* [Given information]:
— start —

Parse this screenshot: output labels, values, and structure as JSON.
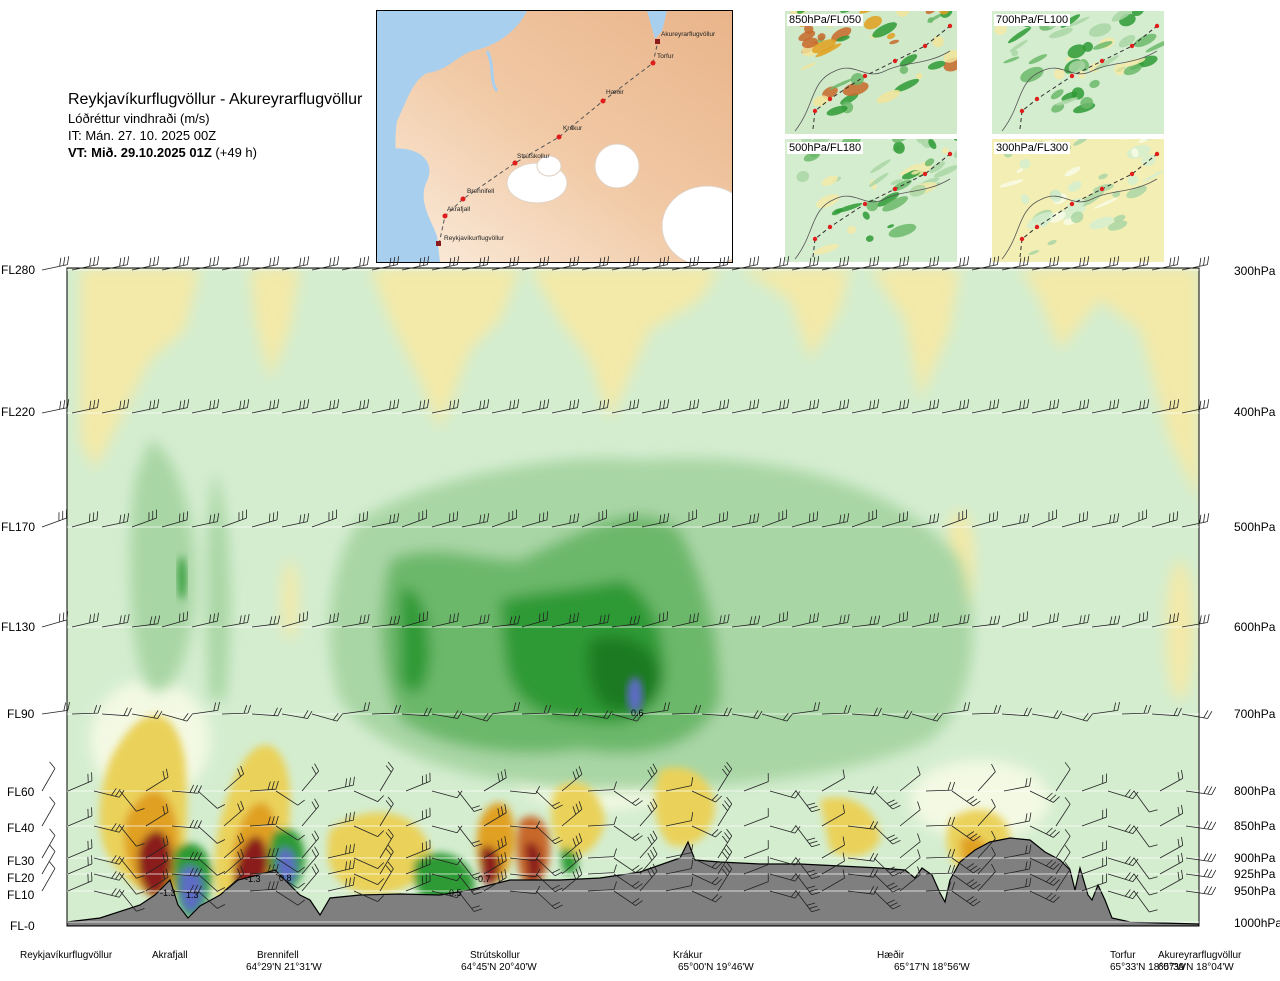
{
  "title": {
    "route": "Reykjavíkurflugvöllur - Akureyrarflugvöllur",
    "variable": "Lóðréttur vindhraði (m/s)",
    "issue_time": "IT: Mán. 27. 10. 2025 00Z",
    "valid_prefix": "VT: Mið. 29.10.2025 01Z",
    "valid_suffix": "(+49 h)"
  },
  "locator_map": {
    "waypoints": [
      "Akureyrarflugvöllur",
      "Torfur",
      "Hæðir",
      "Krákur",
      "Strútskollur",
      "Brennifell",
      "Akrafjall",
      "Reykjavíkurflugvöllur"
    ]
  },
  "mini_maps": [
    {
      "label": "850hPa/FL050"
    },
    {
      "label": "700hPa/FL100"
    },
    {
      "label": "500hPa/FL180"
    },
    {
      "label": "300hPa/FL300"
    }
  ],
  "colors": {
    "strong_down": "#8b1a1a",
    "down_orange": "#c8682a",
    "down_amber": "#e0a020",
    "down_yellow": "#ead25a",
    "weak_down": "#f3e9a8",
    "near_zero": "#f7fbe6",
    "weak_up": "#d4edcf",
    "up_light": "#a9d6a5",
    "up_mid": "#6cb86a",
    "up_strong": "#2e9a35",
    "up_max": "#1d7a24",
    "up_extreme": "#5d6cc4",
    "terrain": "#7f7f7f"
  },
  "chart_data": {
    "type": "heatmap",
    "xlabel": "",
    "ylabel": "",
    "flight_levels": [
      "FL280",
      "FL220",
      "FL170",
      "FL130",
      "FL90",
      "FL60",
      "FL40",
      "FL30",
      "FL20",
      "FL10",
      "FL-0"
    ],
    "pressure_levels": [
      "300hPa",
      "400hPa",
      "500hPa",
      "600hPa",
      "700hPa",
      "800hPa",
      "850hPa",
      "900hPa",
      "925hPa",
      "950hPa",
      "1000hPa"
    ],
    "pressure_values": [
      300,
      400,
      500,
      600,
      700,
      800,
      850,
      900,
      925,
      950,
      1000
    ],
    "ylim": [
      1000,
      300
    ],
    "stations": [
      {
        "name": "Reykjavíkurflugvöllur",
        "coord": ""
      },
      {
        "name": "Akrafjall",
        "coord": ""
      },
      {
        "name": "Brennifell",
        "coord": "64°29'N 21°31'W"
      },
      {
        "name": "Strútskollur",
        "coord": "64°45'N 20°40'W"
      },
      {
        "name": "Krákur",
        "coord": "65°00'N 19°46'W"
      },
      {
        "name": "Hæðir",
        "coord": "65°17'N 18°56'W"
      },
      {
        "name": "Torfur",
        "coord": "65°33'N 18°07'W"
      },
      {
        "name": "Akureyrarflugvöllur",
        "coord": "65°39'N 18°04'W"
      }
    ],
    "value_labels": [
      "-1.3",
      "1.3",
      "-1.3",
      "0.8",
      "0.5",
      "-0.7",
      "0.6"
    ]
  }
}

— end —

Extract every line of the data exactly; pictures stay out.

* [Exercise result]:
Parse this screenshot: output labels, values, and structure as JSON.
{
  "title": {
    "route": "Reykjavíkurflugvöllur - Akureyrarflugvöllur",
    "variable": "Lóðréttur vindhraði (m/s)",
    "issue_time": "IT: Mán. 27. 10. 2025 00Z",
    "valid_prefix": "VT: Mið. 29.10.2025 01Z",
    "valid_suffix": "(+49 h)"
  },
  "locator_map": {
    "waypoints": [
      "Akureyrarflugvöllur",
      "Torfur",
      "Hæðir",
      "Krákur",
      "Strútskollur",
      "Brennifell",
      "Akrafjall",
      "Reykjavíkurflugvöllur"
    ]
  },
  "mini_maps": [
    {
      "label": "850hPa/FL050"
    },
    {
      "label": "700hPa/FL100"
    },
    {
      "label": "500hPa/FL180"
    },
    {
      "label": "300hPa/FL300"
    }
  ],
  "colors": {
    "strong_down": "#8b1a1a",
    "down_orange": "#c8682a",
    "down_amber": "#e0a020",
    "down_yellow": "#ead25a",
    "weak_down": "#f3e9a8",
    "near_zero": "#f7fbe6",
    "weak_up": "#d4edcf",
    "up_light": "#a9d6a5",
    "up_mid": "#6cb86a",
    "up_strong": "#2e9a35",
    "up_max": "#1d7a24",
    "up_extreme": "#5d6cc4",
    "terrain": "#7f7f7f"
  },
  "chart_data": {
    "type": "heatmap",
    "xlabel": "",
    "ylabel": "",
    "flight_levels": [
      "FL280",
      "FL220",
      "FL170",
      "FL130",
      "FL90",
      "FL60",
      "FL40",
      "FL30",
      "FL20",
      "FL10",
      "FL-0"
    ],
    "pressure_levels": [
      "300hPa",
      "400hPa",
      "500hPa",
      "600hPa",
      "700hPa",
      "800hPa",
      "850hPa",
      "900hPa",
      "925hPa",
      "950hPa",
      "1000hPa"
    ],
    "pressure_values": [
      300,
      400,
      500,
      600,
      700,
      800,
      850,
      900,
      925,
      950,
      1000
    ],
    "ylim": [
      1000,
      300
    ],
    "stations": [
      {
        "name": "Reykjavíkurflugvöllur",
        "coord": ""
      },
      {
        "name": "Akrafjall",
        "coord": ""
      },
      {
        "name": "Brennifell",
        "coord": "64°29'N 21°31'W"
      },
      {
        "name": "Strútskollur",
        "coord": "64°45'N 20°40'W"
      },
      {
        "name": "Krákur",
        "coord": "65°00'N 19°46'W"
      },
      {
        "name": "Hæðir",
        "coord": "65°17'N 18°56'W"
      },
      {
        "name": "Torfur",
        "coord": "65°33'N 18°07'W"
      },
      {
        "name": "Akureyrarflugvöllur",
        "coord": "65°39'N 18°04'W"
      }
    ],
    "value_labels": [
      "-1.3",
      "1.3",
      "-1.3",
      "0.8",
      "0.5",
      "-0.7",
      "0.6"
    ]
  }
}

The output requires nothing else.